Required task:
Restate the full listing word for word and leave the pictures out.
>> BEGIN Material for the task
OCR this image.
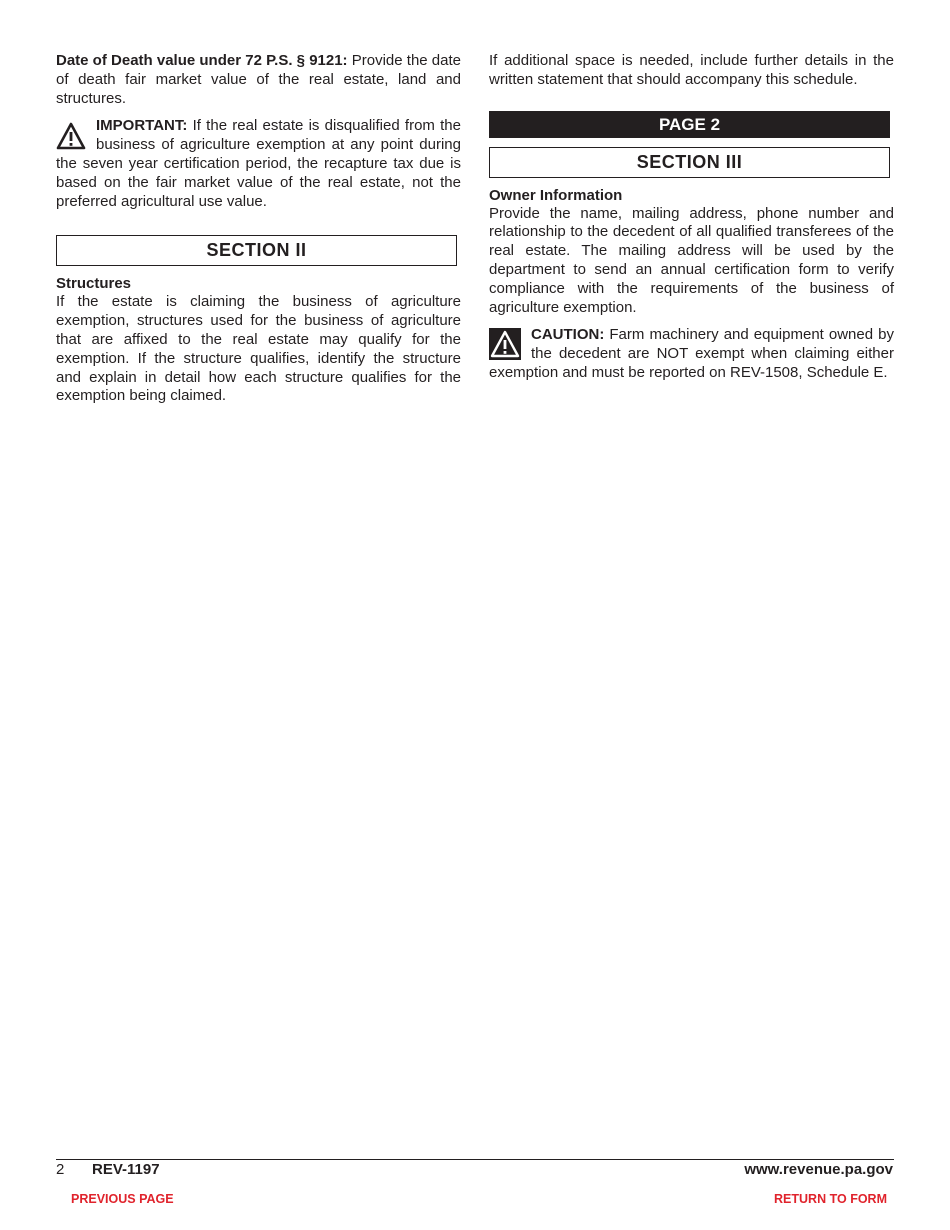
Date of Death value under 72 P.S. § 9121: Provide the date of death fair market value of the real estate, land and structures.

IMPORTANT: If the real estate is disqualified from the business of agriculture exemption at any point during the seven year certification period, the recapture tax due is based on the fair market value of the real estate, not the preferred agricultural use value.

SECTION II
Structures

If the estate is claiming the business of agriculture exemption, structures used for the business of agriculture that are affixed to the real estate may qualify for the exemption. If the structure qualifies, identify the structure and explain in detail how each structure qualifies for the exemption being claimed.

If additional space is needed, include further details in the written statement that should accompany this schedule.

PAGE 2
SECTION III
Owner Information

Provide the name, mailing address, phone number and relationship to the decedent of all qualified transferees of the real estate. The mailing address will be used by the department to send an annual certification form to verify compliance with the requirements of the business of agriculture exemption.

CAUTION: Farm machinery and equipment owned by the decedent are NOT exempt when claiming either exemption and must be reported on REV-1508, Schedule E.

2 REV-1197	www.revenue.pa.gov
PREVIOUS PAGE	RETURN TO FORM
>> END Material for the task
Task result:
OCR this image.
Date of Death value under 72 P.S. § 9121: Provide the date of death fair market value of the real estate, land and structures.

IMPORTANT: If the real estate is disqualified from the business of agriculture exemption at any point during the seven year certification period, the recapture tax due is based on the fair market value of the real estate, not the preferred agricultural use value.

SECTION II
Structures

If the estate is claiming the business of agriculture exemption, structures used for the business of agriculture that are affixed to the real estate may qualify for the exemption. If the structure qualifies, identify the structure and explain in detail how each structure qualifies for the exemption being claimed.

If additional space is needed, include further details in the written statement that should accompany this schedule.

PAGE 2
SECTION III
Owner Information

Provide the name, mailing address, phone number and relationship to the decedent of all qualified transferees of the real estate. The mailing address will be used by the department to send an annual certification form to verify compliance with the requirements of the business of agriculture exemption.

CAUTION: Farm machinery and equipment owned by the decedent are NOT exempt when claiming either exemption and must be reported on REV-1508, Schedule E.

2 REV-1197	www.revenue.pa.gov
PREVIOUS PAGE	RETURN TO FORM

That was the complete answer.